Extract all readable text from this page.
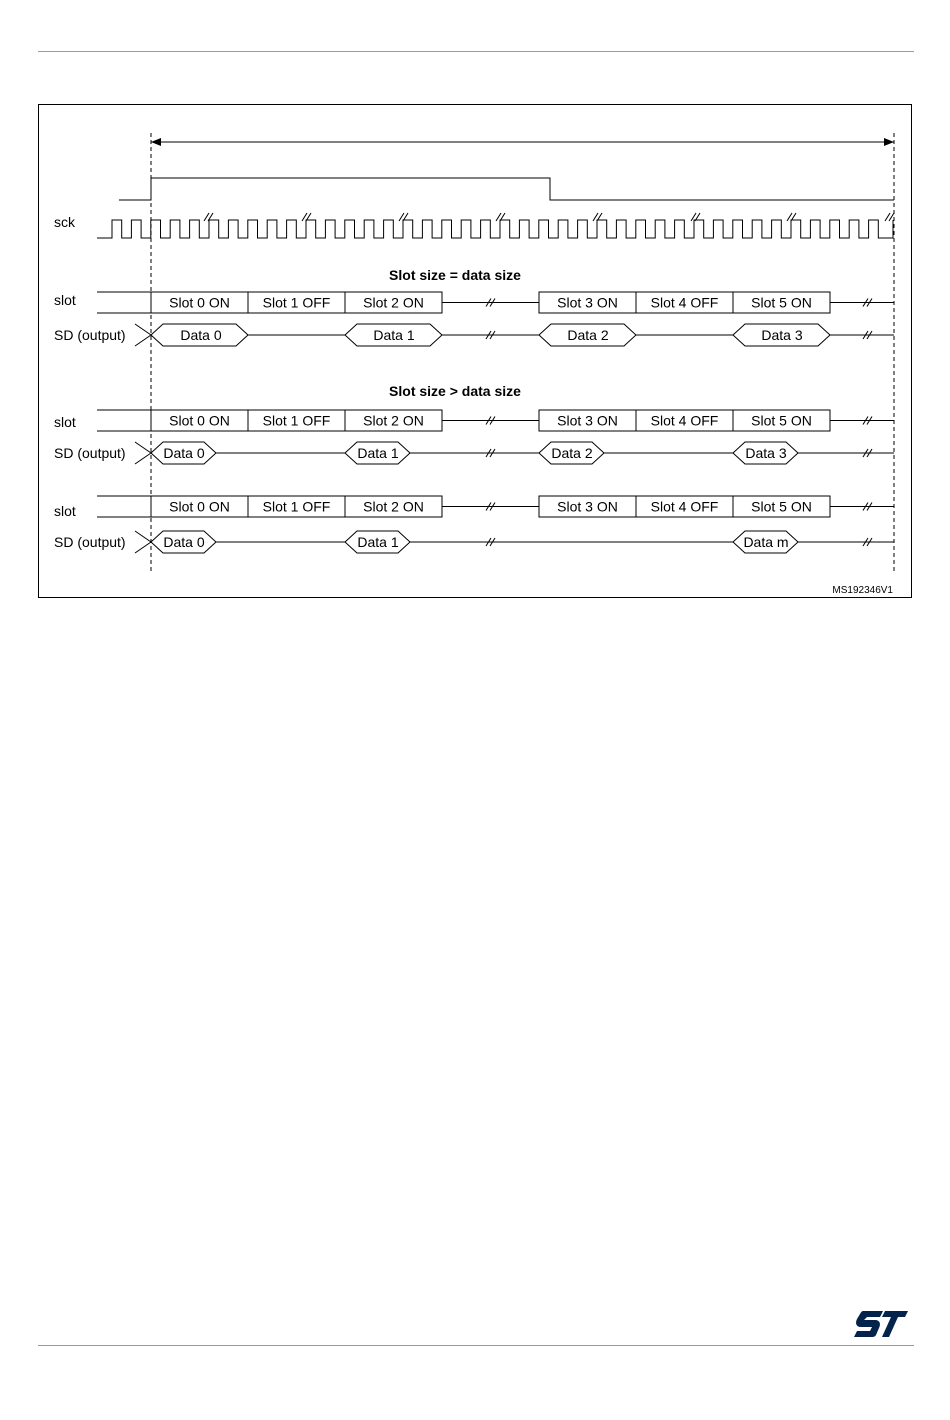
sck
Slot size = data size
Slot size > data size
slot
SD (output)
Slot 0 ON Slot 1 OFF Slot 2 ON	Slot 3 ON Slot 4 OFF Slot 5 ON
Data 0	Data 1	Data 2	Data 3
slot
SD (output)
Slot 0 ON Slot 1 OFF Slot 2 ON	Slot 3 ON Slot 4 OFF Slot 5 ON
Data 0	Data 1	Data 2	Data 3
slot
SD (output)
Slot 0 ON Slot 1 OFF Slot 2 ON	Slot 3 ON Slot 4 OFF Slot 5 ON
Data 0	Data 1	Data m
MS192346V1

* * *

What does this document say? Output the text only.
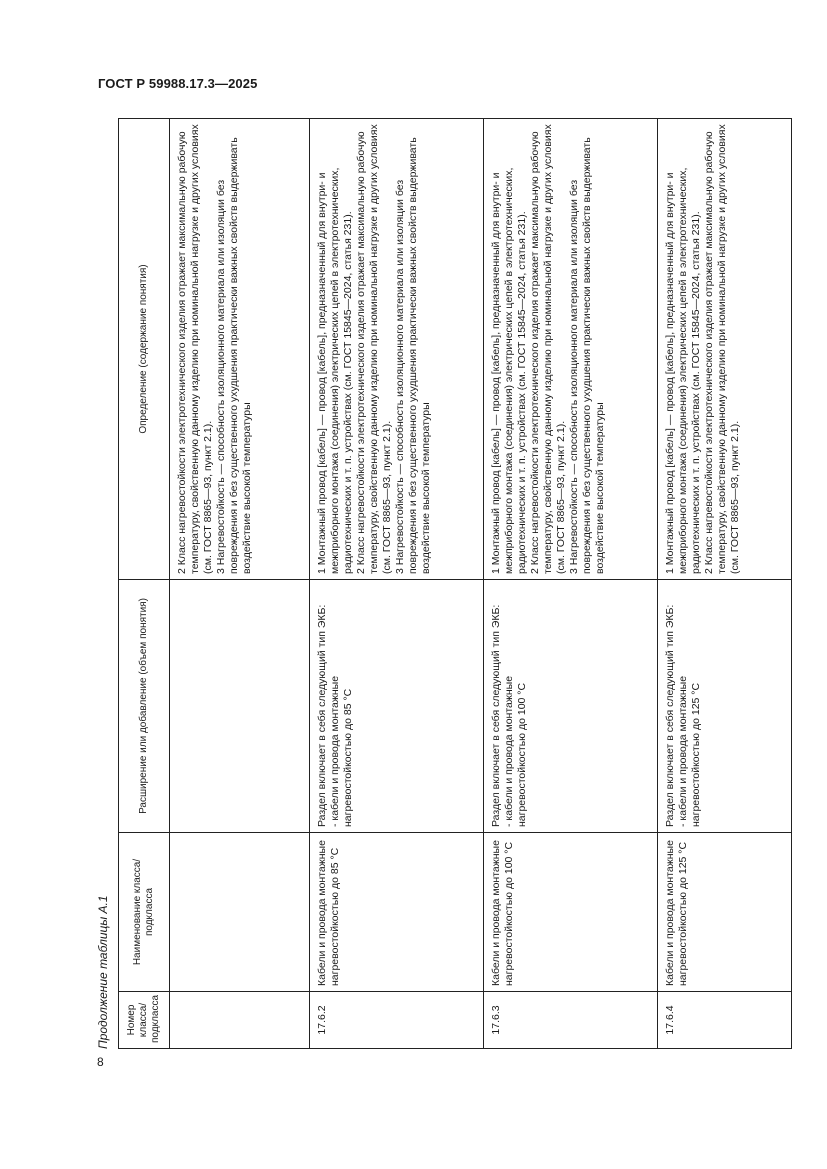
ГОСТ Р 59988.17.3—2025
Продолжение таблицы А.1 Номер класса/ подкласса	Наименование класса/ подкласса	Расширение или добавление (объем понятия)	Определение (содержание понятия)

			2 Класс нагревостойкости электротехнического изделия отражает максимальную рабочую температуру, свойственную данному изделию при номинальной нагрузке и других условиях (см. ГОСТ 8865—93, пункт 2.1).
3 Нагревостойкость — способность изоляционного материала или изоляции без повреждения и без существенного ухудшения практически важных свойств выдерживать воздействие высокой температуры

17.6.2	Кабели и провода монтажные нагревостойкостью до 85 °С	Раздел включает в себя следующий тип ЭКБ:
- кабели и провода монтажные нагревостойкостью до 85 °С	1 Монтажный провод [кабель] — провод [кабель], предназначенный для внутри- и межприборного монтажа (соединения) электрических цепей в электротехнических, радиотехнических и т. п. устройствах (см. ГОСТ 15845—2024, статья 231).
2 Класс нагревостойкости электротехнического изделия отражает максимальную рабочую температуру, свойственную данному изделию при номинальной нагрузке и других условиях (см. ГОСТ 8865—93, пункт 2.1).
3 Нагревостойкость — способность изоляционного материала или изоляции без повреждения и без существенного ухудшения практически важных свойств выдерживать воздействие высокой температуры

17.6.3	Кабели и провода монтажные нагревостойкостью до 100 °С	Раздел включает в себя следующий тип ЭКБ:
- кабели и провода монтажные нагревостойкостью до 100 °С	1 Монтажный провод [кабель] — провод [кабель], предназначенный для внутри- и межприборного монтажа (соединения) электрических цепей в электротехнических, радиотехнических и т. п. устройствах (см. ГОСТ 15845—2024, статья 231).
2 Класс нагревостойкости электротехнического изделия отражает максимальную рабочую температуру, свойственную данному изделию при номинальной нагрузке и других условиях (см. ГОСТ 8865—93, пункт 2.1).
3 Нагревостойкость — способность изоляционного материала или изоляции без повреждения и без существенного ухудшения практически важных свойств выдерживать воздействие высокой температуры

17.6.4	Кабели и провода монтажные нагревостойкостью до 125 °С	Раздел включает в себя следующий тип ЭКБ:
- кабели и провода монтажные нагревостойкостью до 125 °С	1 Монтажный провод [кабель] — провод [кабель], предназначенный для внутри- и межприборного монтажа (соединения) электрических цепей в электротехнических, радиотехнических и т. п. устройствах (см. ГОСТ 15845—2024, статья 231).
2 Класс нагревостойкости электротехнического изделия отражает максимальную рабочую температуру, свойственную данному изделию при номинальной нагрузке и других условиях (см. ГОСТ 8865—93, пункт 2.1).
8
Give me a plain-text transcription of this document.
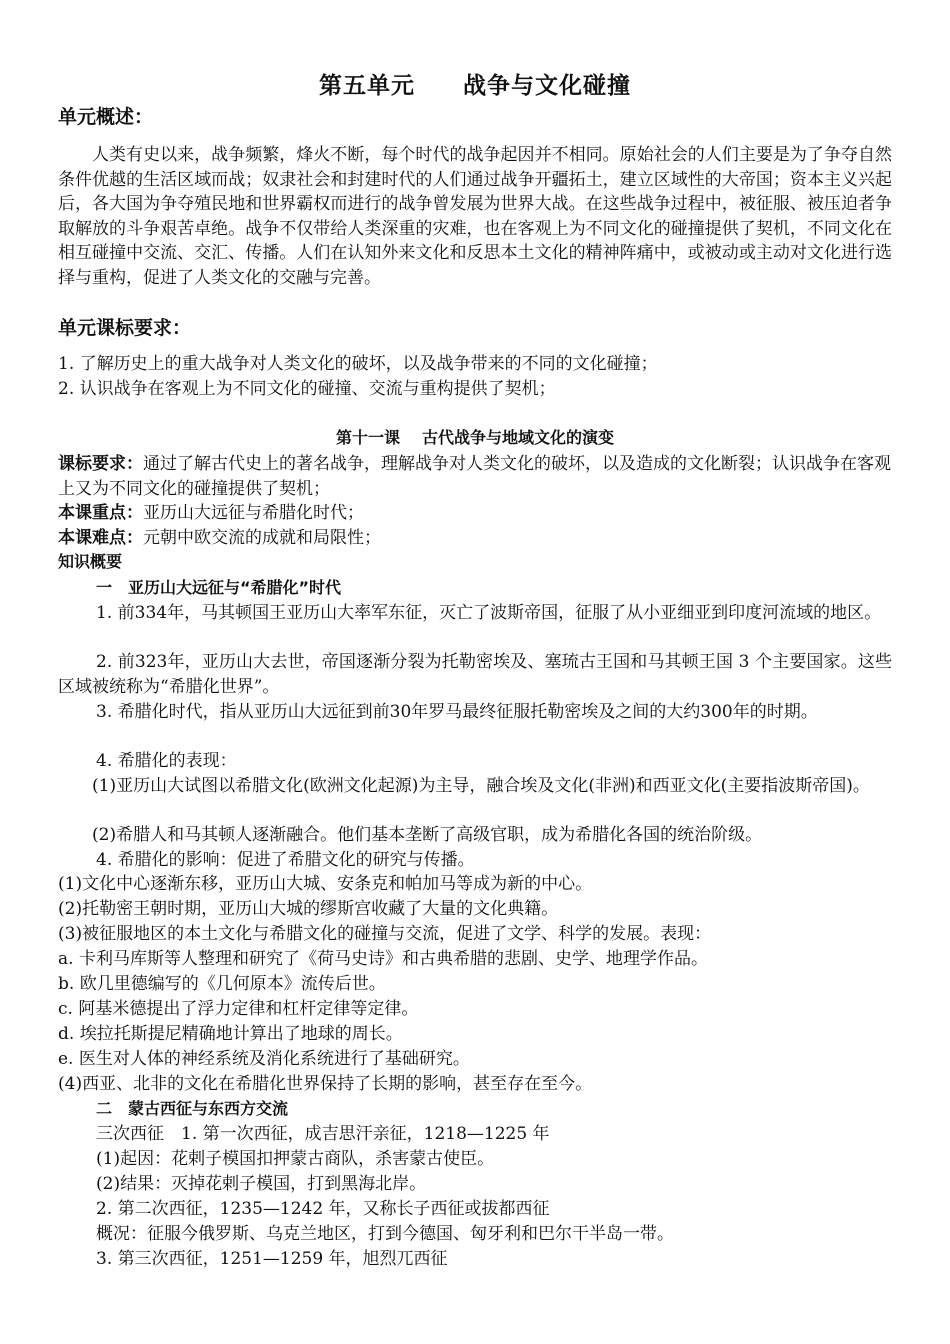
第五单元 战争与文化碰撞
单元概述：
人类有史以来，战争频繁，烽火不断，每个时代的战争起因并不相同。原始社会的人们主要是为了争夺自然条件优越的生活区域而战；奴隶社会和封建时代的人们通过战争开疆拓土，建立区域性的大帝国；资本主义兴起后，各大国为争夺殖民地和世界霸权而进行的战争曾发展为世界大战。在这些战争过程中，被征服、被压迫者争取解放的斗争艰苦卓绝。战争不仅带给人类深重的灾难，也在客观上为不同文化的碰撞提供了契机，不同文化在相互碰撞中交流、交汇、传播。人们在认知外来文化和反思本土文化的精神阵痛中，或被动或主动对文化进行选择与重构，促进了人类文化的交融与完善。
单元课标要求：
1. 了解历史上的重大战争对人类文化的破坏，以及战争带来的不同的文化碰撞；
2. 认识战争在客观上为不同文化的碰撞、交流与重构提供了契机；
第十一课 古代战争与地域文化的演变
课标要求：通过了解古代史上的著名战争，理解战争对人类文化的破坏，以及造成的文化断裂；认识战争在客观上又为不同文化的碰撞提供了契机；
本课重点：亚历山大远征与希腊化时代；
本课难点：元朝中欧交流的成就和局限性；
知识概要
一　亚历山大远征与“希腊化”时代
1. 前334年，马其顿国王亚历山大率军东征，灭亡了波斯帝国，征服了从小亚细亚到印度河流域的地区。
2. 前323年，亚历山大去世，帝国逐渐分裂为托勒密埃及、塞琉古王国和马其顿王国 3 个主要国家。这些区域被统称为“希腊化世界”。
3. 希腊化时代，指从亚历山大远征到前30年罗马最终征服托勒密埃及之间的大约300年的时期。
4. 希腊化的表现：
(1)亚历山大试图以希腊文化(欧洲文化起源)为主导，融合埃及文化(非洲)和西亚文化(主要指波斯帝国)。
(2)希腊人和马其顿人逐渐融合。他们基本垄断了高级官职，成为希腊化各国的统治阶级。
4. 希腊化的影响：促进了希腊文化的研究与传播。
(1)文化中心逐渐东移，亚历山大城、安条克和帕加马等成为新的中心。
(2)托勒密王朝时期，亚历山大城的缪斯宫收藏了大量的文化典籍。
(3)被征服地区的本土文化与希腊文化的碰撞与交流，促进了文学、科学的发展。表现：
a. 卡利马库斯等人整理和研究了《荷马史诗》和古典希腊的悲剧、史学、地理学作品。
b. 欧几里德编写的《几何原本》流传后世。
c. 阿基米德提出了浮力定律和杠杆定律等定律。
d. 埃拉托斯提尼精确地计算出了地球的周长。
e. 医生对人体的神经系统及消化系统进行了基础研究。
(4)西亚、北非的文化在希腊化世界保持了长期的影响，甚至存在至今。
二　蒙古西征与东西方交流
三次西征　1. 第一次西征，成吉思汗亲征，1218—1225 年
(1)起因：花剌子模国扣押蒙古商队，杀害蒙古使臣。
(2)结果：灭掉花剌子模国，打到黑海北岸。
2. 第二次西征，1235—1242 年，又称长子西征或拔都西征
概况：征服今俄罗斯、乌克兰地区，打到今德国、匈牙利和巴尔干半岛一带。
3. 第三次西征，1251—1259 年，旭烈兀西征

## Set task
Lines holding the word "text" in the entries above are the ones to pull out. Copy them all.

## Task response
Extract all readable text from this page.
What does this document say? Output the text only.
Give me a plain-text transcription of this document.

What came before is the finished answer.